**Records for processing**
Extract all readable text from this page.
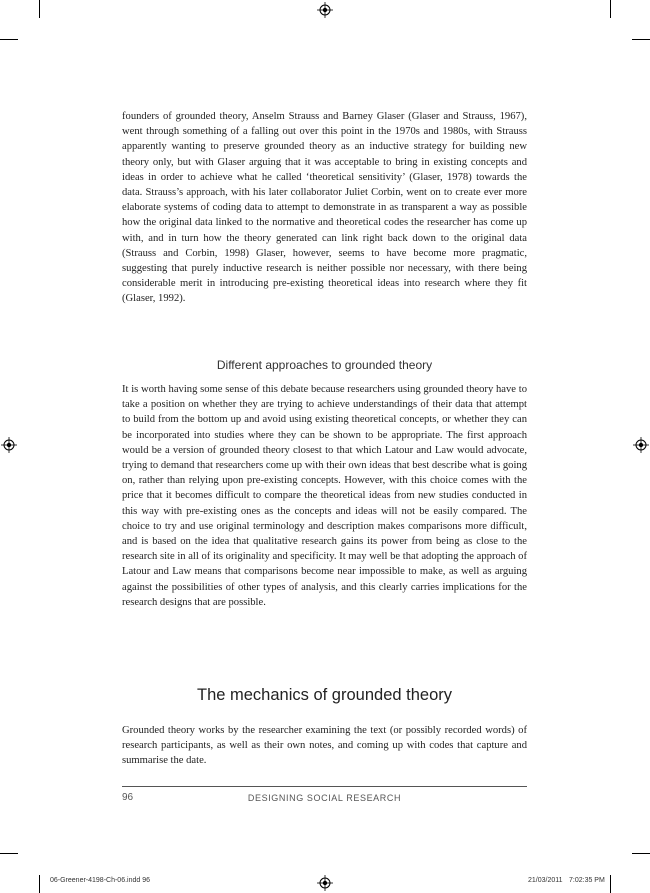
founders of grounded theory, Anselm Strauss and Barney Glaser (Glaser and Strauss, 1967), went through something of a falling out over this point in the 1970s and 1980s, with Strauss apparently wanting to preserve grounded theory as an inductive strategy for building new theory only, but with Glaser arguing that it was acceptable to bring in existing concepts and ideas in order to achieve what he called ‘theoretical sensitivity’ (Glaser, 1978) towards the data. Strauss’s approach, with his later collaborator Juliet Corbin, went on to create ever more elaborate systems of coding data to attempt to demonstrate in as transparent a way as possible how the original data linked to the normative and theoretical codes the researcher has come up with, and in turn how the theory generated can link right back down to the original data (Strauss and Corbin, 1998) Glaser, however, seems to have become more pragmatic, suggesting that purely inductive research is neither possible nor necessary, with there being considerable merit in introducing pre-existing theoretical ideas into research where they fit (Glaser, 1992).

Different approaches to grounded theory

It is worth having some sense of this debate because researchers using grounded theory have to take a position on whether they are trying to achieve understandings of their data that attempt to build from the bottom up and avoid using existing theoretical concepts, or whether they can be incorporated into studies where they can be shown to be appropriate. The first approach would be a version of grounded theory closest to that which Latour and Law would advocate, trying to demand that researchers come up with their own ideas that best describe what is going on, rather than relying upon pre-existing concepts. However, with this choice comes with the price that it becomes difficult to compare the theoretical ideas from new studies conducted in this way with pre-existing ones as the concepts and ideas will not be easily compared. The choice to try and use original terminology and description makes comparisons more difficult, and is based on the idea that qualitative research gains its power from being as close to the research site in all of its originality and specificity. It may well be that adopting the approach of Latour and Law means that comparisons become near impossible to make, as well as arguing against the possibilities of other types of analysis, and this clearly carries implications for the research designs that are possible.

The mechanics of grounded theory

Grounded theory works by the researcher examining the text (or possibly recorded words) of research participants, as well as their own notes, and coming up with codes that capture and summarise the date.

96	DESIGNING SOCIAL RESEARCH
06-Greener-4198-Ch-06.indd 96	21/03/2011 7:02:35 PM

**To do**
Please write out all of the material above without changing a word, and omit any pictures.

**Answer for the task**
Extract all readable text from this page.
founders of grounded theory, Anselm Strauss and Barney Glaser (Glaser and Strauss, 1967), went through something of a falling out over this point in the 1970s and 1980s, with Strauss apparently wanting to preserve grounded theory as an inductive strategy for building new theory only, but with Glaser arguing that it was acceptable to bring in existing concepts and ideas in order to achieve what he called ‘theoretical sensitivity’ (Glaser, 1978) towards the data. Strauss’s approach, with his later collaborator Juliet Corbin, went on to create ever more elaborate systems of coding data to attempt to demonstrate in as transparent a way as possible how the original data linked to the normative and theoretical codes the researcher has come up with, and in turn how the theory generated can link right back down to the original data (Strauss and Corbin, 1998) Glaser, however, seems to have become more pragmatic, suggesting that purely inductive research is neither possible nor necessary, with there being considerable merit in introducing pre-existing theoretical ideas into research where they fit (Glaser, 1992).

Different approaches to grounded theory

It is worth having some sense of this debate because researchers using grounded theory have to take a position on whether they are trying to achieve understandings of their data that attempt to build from the bottom up and avoid using existing theoretical concepts, or whether they can be incorporated into studies where they can be shown to be appropriate. The first approach would be a version of grounded theory closest to that which Latour and Law would advocate, trying to demand that researchers come up with their own ideas that best describe what is going on, rather than relying upon pre-existing concepts. However, with this choice comes with the price that it becomes difficult to compare the theoretical ideas from new studies conducted in this way with pre-existing ones as the concepts and ideas will not be easily compared. The choice to try and use original terminology and description makes comparisons more difficult, and is based on the idea that qualitative research gains its power from being as close to the research site in all of its originality and specificity. It may well be that adopting the approach of Latour and Law means that comparisons become near impossible to make, as well as arguing against the possibilities of other types of analysis, and this clearly carries implications for the research designs that are possible.

The mechanics of grounded theory

Grounded theory works by the researcher examining the text (or possibly recorded words) of research participants, as well as their own notes, and coming up with codes that capture and summarise the date.

96	DESIGNING SOCIAL RESEARCH
06-Greener-4198-Ch-06.indd 96	21/03/2011 7:02:35 PM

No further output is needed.